» **GIVEN INSTRUCTION**
Exactly as written, retype the listing below, omitting the pictures.

» **SUPPLIED RECORDS**

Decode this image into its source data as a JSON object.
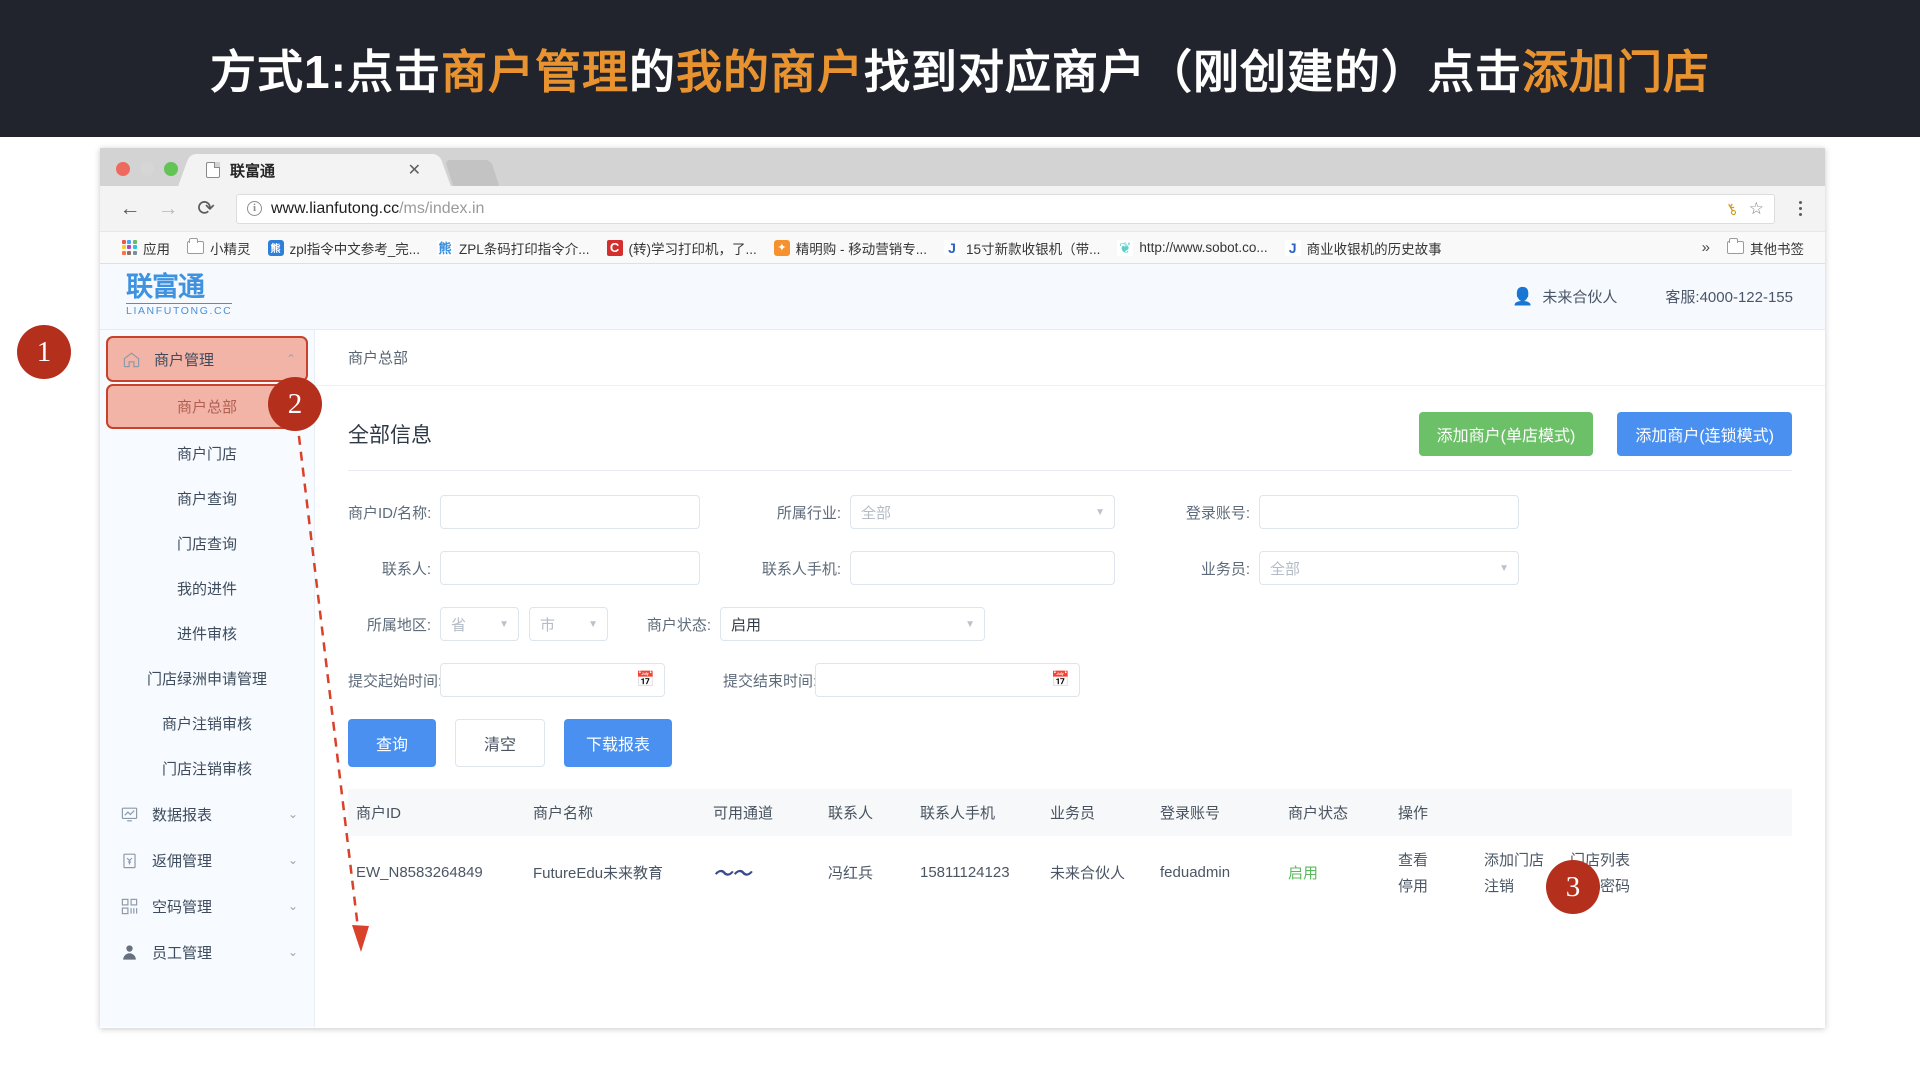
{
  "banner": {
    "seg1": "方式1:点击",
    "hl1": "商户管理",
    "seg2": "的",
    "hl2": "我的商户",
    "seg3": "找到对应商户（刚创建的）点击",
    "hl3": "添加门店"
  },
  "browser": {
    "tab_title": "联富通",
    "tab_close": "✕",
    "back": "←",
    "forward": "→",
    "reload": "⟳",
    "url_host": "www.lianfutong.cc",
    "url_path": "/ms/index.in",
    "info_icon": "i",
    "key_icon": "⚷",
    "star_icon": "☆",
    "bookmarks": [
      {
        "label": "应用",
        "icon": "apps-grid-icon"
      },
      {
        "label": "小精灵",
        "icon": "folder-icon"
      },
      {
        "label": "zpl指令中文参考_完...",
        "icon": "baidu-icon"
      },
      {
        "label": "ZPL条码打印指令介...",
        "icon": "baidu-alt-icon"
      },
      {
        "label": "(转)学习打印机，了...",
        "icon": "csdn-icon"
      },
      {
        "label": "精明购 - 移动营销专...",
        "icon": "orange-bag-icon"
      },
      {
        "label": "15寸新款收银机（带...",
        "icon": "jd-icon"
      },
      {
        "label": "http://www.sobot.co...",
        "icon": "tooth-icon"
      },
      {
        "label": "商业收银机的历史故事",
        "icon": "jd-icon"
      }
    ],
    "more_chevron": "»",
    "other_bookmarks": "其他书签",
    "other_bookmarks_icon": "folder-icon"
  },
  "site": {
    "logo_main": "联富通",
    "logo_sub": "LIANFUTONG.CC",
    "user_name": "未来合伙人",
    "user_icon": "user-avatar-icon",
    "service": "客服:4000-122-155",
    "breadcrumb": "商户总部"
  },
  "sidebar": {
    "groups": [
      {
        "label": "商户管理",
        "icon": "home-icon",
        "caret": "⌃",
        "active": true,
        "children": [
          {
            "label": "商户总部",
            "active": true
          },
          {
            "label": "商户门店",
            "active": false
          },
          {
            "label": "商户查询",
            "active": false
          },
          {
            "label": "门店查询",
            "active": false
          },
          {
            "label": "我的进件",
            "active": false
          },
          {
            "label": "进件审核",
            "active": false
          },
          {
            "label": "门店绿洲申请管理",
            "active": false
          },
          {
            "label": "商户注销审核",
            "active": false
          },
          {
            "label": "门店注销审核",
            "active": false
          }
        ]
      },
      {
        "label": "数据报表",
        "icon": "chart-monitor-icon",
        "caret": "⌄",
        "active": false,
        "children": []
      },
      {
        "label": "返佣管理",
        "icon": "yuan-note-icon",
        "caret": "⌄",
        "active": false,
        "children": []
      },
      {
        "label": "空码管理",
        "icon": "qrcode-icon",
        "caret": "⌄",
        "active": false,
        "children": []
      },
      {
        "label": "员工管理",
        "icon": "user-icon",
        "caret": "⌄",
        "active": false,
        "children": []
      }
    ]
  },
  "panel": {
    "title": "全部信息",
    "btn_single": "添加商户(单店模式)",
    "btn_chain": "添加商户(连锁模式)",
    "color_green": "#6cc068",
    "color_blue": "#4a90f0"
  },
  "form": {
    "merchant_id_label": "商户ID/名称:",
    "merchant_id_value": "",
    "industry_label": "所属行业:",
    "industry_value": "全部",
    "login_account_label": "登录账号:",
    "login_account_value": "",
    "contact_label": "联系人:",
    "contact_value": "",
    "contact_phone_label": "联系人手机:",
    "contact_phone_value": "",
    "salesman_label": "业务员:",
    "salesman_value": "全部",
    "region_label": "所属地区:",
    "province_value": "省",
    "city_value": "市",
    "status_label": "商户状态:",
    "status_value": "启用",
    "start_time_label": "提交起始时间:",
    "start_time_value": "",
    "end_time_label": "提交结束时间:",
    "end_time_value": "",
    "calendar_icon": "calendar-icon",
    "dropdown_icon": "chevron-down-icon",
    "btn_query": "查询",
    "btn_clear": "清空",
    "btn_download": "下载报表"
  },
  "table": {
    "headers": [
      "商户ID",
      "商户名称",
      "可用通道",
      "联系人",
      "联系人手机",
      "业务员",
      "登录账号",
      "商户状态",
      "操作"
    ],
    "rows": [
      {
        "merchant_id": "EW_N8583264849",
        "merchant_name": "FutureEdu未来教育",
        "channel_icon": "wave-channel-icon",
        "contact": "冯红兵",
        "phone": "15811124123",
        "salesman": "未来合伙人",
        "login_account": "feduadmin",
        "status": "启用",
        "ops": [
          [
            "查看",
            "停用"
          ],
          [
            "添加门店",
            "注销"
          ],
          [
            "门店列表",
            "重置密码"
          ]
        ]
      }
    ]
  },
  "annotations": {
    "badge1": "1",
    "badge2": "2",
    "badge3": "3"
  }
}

» **EXERCISE ANSWER**
Decode this image into its source data as a JSON object.
{
  "banner": {
    "seg1": "方式1:点击",
    "hl1": "商户管理",
    "seg2": "的",
    "hl2": "我的商户",
    "seg3": "找到对应商户（刚创建的）点击",
    "hl3": "添加门店"
  },
  "browser": {
    "tab_title": "联富通",
    "tab_close": "✕",
    "back": "←",
    "forward": "→",
    "reload": "⟳",
    "url_host": "www.lianfutong.cc",
    "url_path": "/ms/index.in",
    "info_icon": "i",
    "key_icon": "⚷",
    "star_icon": "☆",
    "bookmarks": [
      {
        "label": "应用",
        "icon": "apps-grid-icon"
      },
      {
        "label": "小精灵",
        "icon": "folder-icon"
      },
      {
        "label": "zpl指令中文参考_完...",
        "icon": "baidu-icon"
      },
      {
        "label": "ZPL条码打印指令介...",
        "icon": "baidu-alt-icon"
      },
      {
        "label": "(转)学习打印机，了...",
        "icon": "csdn-icon"
      },
      {
        "label": "精明购 - 移动营销专...",
        "icon": "orange-bag-icon"
      },
      {
        "label": "15寸新款收银机（带...",
        "icon": "jd-icon"
      },
      {
        "label": "http://www.sobot.co...",
        "icon": "tooth-icon"
      },
      {
        "label": "商业收银机的历史故事",
        "icon": "jd-icon"
      }
    ],
    "more_chevron": "»",
    "other_bookmarks": "其他书签",
    "other_bookmarks_icon": "folder-icon"
  },
  "site": {
    "logo_main": "联富通",
    "logo_sub": "LIANFUTONG.CC",
    "user_name": "未来合伙人",
    "user_icon": "user-avatar-icon",
    "service": "客服:4000-122-155",
    "breadcrumb": "商户总部"
  },
  "sidebar": {
    "groups": [
      {
        "label": "商户管理",
        "icon": "home-icon",
        "caret": "⌃",
        "active": true,
        "children": [
          {
            "label": "商户总部",
            "active": true
          },
          {
            "label": "商户门店",
            "active": false
          },
          {
            "label": "商户查询",
            "active": false
          },
          {
            "label": "门店查询",
            "active": false
          },
          {
            "label": "我的进件",
            "active": false
          },
          {
            "label": "进件审核",
            "active": false
          },
          {
            "label": "门店绿洲申请管理",
            "active": false
          },
          {
            "label": "商户注销审核",
            "active": false
          },
          {
            "label": "门店注销审核",
            "active": false
          }
        ]
      },
      {
        "label": "数据报表",
        "icon": "chart-monitor-icon",
        "caret": "⌄",
        "active": false,
        "children": []
      },
      {
        "label": "返佣管理",
        "icon": "yuan-note-icon",
        "caret": "⌄",
        "active": false,
        "children": []
      },
      {
        "label": "空码管理",
        "icon": "qrcode-icon",
        "caret": "⌄",
        "active": false,
        "children": []
      },
      {
        "label": "员工管理",
        "icon": "user-icon",
        "caret": "⌄",
        "active": false,
        "children": []
      }
    ]
  },
  "panel": {
    "title": "全部信息",
    "btn_single": "添加商户(单店模式)",
    "btn_chain": "添加商户(连锁模式)",
    "color_green": "#6cc068",
    "color_blue": "#4a90f0"
  },
  "form": {
    "merchant_id_label": "商户ID/名称:",
    "merchant_id_value": "",
    "industry_label": "所属行业:",
    "industry_value": "全部",
    "login_account_label": "登录账号:",
    "login_account_value": "",
    "contact_label": "联系人:",
    "contact_value": "",
    "contact_phone_label": "联系人手机:",
    "contact_phone_value": "",
    "salesman_label": "业务员:",
    "salesman_value": "全部",
    "region_label": "所属地区:",
    "province_value": "省",
    "city_value": "市",
    "status_label": "商户状态:",
    "status_value": "启用",
    "start_time_label": "提交起始时间:",
    "start_time_value": "",
    "end_time_label": "提交结束时间:",
    "end_time_value": "",
    "calendar_icon": "calendar-icon",
    "dropdown_icon": "chevron-down-icon",
    "btn_query": "查询",
    "btn_clear": "清空",
    "btn_download": "下载报表"
  },
  "table": {
    "headers": [
      "商户ID",
      "商户名称",
      "可用通道",
      "联系人",
      "联系人手机",
      "业务员",
      "登录账号",
      "商户状态",
      "操作"
    ],
    "rows": [
      {
        "merchant_id": "EW_N8583264849",
        "merchant_name": "FutureEdu未来教育",
        "channel_icon": "wave-channel-icon",
        "contact": "冯红兵",
        "phone": "15811124123",
        "salesman": "未来合伙人",
        "login_account": "feduadmin",
        "status": "启用",
        "ops": [
          [
            "查看",
            "停用"
          ],
          [
            "添加门店",
            "注销"
          ],
          [
            "门店列表",
            "重置密码"
          ]
        ]
      }
    ]
  },
  "annotations": {
    "badge1": "1",
    "badge2": "2",
    "badge3": "3"
  }
}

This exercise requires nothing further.